Aim:
Copy all the material that follows, keeping every character the same.

** Start of Information supplied **

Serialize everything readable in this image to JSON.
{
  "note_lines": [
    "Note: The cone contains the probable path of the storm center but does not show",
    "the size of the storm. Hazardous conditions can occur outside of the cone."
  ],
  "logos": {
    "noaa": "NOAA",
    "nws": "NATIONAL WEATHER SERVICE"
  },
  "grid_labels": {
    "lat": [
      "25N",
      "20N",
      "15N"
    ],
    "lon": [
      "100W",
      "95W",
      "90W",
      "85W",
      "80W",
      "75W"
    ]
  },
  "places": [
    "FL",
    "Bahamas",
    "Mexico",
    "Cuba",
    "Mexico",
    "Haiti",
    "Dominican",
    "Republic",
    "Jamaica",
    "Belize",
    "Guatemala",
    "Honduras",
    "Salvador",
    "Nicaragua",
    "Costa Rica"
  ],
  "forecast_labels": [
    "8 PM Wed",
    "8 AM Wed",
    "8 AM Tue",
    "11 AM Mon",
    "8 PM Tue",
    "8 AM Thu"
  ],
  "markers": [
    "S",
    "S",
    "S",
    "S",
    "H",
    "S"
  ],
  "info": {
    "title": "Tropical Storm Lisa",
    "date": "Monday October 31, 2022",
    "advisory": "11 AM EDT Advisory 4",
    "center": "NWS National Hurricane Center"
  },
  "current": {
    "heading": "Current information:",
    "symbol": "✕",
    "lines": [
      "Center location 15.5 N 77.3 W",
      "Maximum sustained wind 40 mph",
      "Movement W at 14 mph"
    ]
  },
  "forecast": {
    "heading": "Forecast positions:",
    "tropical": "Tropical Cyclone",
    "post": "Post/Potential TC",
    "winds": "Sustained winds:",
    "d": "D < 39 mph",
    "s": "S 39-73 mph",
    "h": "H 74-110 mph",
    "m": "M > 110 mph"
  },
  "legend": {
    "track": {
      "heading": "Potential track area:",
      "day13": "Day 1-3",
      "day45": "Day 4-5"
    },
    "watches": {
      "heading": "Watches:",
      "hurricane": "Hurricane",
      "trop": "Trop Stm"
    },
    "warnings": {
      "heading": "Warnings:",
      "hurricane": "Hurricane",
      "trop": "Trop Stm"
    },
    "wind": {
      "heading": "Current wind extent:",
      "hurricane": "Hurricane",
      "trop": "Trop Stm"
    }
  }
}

** End of Information supplied **

Written answer:
Serialize everything readable in this image to JSON.
{
  "note_lines": [
    "Note: The cone contains the probable path of the storm center but does not show",
    "the size of the storm. Hazardous conditions can occur outside of the cone."
  ],
  "logos": {
    "noaa": "NOAA",
    "nws": "NATIONAL WEATHER SERVICE"
  },
  "grid_labels": {
    "lat": [
      "25N",
      "20N",
      "15N"
    ],
    "lon": [
      "100W",
      "95W",
      "90W",
      "85W",
      "80W",
      "75W"
    ]
  },
  "places": [
    "FL",
    "Bahamas",
    "Mexico",
    "Cuba",
    "Mexico",
    "Haiti",
    "Dominican",
    "Republic",
    "Jamaica",
    "Belize",
    "Guatemala",
    "Honduras",
    "Salvador",
    "Nicaragua",
    "Costa Rica"
  ],
  "forecast_labels": [
    "8 PM Wed",
    "8 AM Wed",
    "8 AM Tue",
    "11 AM Mon",
    "8 PM Tue",
    "8 AM Thu"
  ],
  "markers": [
    "S",
    "S",
    "S",
    "S",
    "H",
    "S"
  ],
  "info": {
    "title": "Tropical Storm Lisa",
    "date": "Monday October 31, 2022",
    "advisory": "11 AM EDT Advisory 4",
    "center": "NWS National Hurricane Center"
  },
  "current": {
    "heading": "Current information:",
    "symbol": "✕",
    "lines": [
      "Center location 15.5 N 77.3 W",
      "Maximum sustained wind 40 mph",
      "Movement W at 14 mph"
    ]
  },
  "forecast": {
    "heading": "Forecast positions:",
    "tropical": "Tropical Cyclone",
    "post": "Post/Potential TC",
    "winds": "Sustained winds:",
    "d": "D < 39 mph",
    "s": "S 39-73 mph",
    "h": "H 74-110 mph",
    "m": "M > 110 mph"
  },
  "legend": {
    "track": {
      "heading": "Potential track area:",
      "day13": "Day 1-3",
      "day45": "Day 4-5"
    },
    "watches": {
      "heading": "Watches:",
      "hurricane": "Hurricane",
      "trop": "Trop Stm"
    },
    "warnings": {
      "heading": "Warnings:",
      "hurricane": "Hurricane",
      "trop": "Trop Stm"
    },
    "wind": {
      "heading": "Current wind extent:",
      "hurricane": "Hurricane",
      "trop": "Trop Stm"
    }
  }
}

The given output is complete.